--- start DATA PROVIDED ---

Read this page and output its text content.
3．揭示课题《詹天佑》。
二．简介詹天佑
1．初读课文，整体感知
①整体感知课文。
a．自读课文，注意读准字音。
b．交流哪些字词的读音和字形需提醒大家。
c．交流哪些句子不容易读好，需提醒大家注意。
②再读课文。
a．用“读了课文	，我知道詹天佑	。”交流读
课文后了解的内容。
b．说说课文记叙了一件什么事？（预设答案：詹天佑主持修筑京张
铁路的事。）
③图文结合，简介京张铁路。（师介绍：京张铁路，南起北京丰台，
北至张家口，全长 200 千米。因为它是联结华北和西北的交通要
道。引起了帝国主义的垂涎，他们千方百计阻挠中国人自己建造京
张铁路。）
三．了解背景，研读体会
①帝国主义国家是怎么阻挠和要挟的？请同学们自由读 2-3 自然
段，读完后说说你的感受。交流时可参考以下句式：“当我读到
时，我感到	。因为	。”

--- end DATA PROVIDED ---

- **TASK DETAILS**: Word for word, restate all of the data shown above.

- **TASK RESULT**:
Read this page and output its text content.
3．揭示课题《詹天佑》。
二．简介詹天佑
1．初读课文，整体感知
①整体感知课文。
a．自读课文，注意读准字音。
b．交流哪些字词的读音和字形需提醒大家。
c．交流哪些句子不容易读好，需提醒大家注意。
②再读课文。
a．用“读了课文	，我知道詹天佑	。”交流读
课文后了解的内容。
b．说说课文记叙了一件什么事？（预设答案：詹天佑主持修筑京张
铁路的事。）
③图文结合，简介京张铁路。（师介绍：京张铁路，南起北京丰台，
北至张家口，全长 200 千米。因为它是联结华北和西北的交通要
道。引起了帝国主义的垂涎，他们千方百计阻挠中国人自己建造京
张铁路。）
三．了解背景，研读体会
①帝国主义国家是怎么阻挠和要挟的？请同学们自由读 2-3 自然
段，读完后说说你的感受。交流时可参考以下句式：“当我读到
时，我感到	。因为	。”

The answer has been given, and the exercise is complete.